■ **Data provided**
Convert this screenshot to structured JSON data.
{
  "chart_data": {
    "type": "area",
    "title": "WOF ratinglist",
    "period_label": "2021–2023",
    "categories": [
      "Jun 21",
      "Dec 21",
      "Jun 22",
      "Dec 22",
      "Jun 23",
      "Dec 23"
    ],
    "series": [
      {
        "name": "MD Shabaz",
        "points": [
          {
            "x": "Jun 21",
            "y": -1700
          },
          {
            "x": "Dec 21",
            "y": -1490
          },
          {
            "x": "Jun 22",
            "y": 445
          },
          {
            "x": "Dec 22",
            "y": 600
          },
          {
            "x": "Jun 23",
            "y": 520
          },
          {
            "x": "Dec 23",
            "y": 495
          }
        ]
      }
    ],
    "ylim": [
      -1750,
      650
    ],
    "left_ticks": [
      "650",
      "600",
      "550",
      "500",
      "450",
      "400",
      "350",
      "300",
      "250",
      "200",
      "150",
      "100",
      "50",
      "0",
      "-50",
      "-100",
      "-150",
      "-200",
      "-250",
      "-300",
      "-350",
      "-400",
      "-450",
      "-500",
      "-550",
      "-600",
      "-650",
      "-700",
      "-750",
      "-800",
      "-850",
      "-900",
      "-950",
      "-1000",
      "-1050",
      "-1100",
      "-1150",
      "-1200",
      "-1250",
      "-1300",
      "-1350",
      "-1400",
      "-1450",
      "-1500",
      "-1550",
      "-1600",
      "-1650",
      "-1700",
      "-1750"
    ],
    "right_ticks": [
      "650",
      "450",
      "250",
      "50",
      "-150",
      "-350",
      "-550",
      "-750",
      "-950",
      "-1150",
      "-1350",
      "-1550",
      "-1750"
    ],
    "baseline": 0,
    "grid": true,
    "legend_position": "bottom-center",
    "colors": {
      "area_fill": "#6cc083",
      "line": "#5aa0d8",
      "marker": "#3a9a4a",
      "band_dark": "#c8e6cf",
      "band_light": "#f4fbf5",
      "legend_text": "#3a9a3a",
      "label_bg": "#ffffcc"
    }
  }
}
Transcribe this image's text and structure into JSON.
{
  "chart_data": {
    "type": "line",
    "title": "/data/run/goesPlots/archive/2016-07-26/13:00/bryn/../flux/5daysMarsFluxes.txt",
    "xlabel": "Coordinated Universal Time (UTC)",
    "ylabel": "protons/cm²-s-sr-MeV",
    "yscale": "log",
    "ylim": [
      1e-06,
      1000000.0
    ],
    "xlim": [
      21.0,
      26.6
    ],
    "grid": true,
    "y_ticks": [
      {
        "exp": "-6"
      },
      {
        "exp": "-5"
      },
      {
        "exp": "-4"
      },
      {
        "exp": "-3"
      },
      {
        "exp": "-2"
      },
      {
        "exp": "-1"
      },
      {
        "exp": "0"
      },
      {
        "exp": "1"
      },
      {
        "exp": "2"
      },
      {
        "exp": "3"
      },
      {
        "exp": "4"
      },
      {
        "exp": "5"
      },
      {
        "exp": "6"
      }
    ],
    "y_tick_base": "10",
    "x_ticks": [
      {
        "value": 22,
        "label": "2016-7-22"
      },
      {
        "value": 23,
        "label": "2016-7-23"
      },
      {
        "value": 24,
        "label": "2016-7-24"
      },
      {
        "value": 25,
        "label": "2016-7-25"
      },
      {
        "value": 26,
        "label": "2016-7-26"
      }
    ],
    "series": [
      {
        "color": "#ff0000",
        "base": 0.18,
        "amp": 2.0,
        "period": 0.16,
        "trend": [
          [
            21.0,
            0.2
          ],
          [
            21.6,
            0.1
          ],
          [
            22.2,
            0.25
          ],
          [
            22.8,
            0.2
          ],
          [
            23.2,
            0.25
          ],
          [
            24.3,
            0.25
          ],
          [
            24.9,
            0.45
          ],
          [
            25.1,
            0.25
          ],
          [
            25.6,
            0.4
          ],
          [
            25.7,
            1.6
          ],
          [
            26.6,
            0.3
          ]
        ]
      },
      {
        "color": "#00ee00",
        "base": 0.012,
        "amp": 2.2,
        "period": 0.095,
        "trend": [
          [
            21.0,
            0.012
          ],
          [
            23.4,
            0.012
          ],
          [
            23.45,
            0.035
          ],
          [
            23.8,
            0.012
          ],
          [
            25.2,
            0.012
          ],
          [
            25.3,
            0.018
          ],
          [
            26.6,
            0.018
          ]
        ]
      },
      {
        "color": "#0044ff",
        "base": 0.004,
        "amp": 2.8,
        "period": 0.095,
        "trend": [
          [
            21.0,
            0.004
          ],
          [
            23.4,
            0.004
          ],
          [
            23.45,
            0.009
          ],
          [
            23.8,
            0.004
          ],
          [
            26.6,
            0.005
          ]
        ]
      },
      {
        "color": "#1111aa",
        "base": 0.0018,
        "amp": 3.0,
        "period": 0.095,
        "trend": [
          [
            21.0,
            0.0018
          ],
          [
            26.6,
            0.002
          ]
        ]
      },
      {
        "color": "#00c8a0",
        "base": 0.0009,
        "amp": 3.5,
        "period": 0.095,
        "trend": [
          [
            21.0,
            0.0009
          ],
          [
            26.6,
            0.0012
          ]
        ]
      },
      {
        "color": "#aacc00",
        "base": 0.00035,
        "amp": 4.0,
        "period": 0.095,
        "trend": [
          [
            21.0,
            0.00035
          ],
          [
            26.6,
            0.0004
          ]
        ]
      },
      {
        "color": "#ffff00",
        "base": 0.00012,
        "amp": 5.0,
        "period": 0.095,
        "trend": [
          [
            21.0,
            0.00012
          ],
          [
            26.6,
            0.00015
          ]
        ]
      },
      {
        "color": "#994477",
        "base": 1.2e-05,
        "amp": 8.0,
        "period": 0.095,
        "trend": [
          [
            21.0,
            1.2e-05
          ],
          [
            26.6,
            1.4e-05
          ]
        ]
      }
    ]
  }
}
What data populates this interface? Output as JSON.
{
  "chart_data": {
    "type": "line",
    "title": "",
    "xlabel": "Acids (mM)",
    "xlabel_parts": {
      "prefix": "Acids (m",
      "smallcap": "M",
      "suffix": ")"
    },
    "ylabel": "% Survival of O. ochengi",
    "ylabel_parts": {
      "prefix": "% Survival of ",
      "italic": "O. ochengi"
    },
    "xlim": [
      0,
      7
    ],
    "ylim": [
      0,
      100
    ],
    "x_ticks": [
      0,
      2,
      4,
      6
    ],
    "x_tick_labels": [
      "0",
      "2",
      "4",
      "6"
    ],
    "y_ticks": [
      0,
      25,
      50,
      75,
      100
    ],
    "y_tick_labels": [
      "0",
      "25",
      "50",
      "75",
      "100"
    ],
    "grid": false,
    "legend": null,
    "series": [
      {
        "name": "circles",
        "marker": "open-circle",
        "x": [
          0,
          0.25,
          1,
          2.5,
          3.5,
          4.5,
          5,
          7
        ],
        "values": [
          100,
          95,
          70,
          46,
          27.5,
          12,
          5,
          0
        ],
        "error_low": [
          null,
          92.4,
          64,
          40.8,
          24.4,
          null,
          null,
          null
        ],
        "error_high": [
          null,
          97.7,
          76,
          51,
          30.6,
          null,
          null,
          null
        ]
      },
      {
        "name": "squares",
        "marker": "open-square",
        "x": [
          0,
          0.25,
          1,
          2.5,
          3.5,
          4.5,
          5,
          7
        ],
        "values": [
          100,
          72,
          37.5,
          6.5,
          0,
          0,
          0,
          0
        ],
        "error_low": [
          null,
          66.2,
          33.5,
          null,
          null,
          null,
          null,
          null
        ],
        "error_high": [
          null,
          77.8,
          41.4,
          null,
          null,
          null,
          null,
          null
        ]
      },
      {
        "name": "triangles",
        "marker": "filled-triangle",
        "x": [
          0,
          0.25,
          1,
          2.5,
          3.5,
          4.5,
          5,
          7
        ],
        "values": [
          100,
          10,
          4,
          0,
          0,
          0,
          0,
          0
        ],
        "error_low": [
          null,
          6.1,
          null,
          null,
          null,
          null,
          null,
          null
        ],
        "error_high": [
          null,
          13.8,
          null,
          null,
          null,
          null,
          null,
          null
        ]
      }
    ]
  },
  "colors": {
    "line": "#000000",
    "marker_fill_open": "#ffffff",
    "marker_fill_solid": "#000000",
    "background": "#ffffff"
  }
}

■ **Problem description**
Using the material above, copy every line in which the string "JSON" occurs.

■ **Written response**
Convert this screenshot to structured JSON data.
Transcribe this image's text and structure into JSON.
What data populates this interface? Output as JSON.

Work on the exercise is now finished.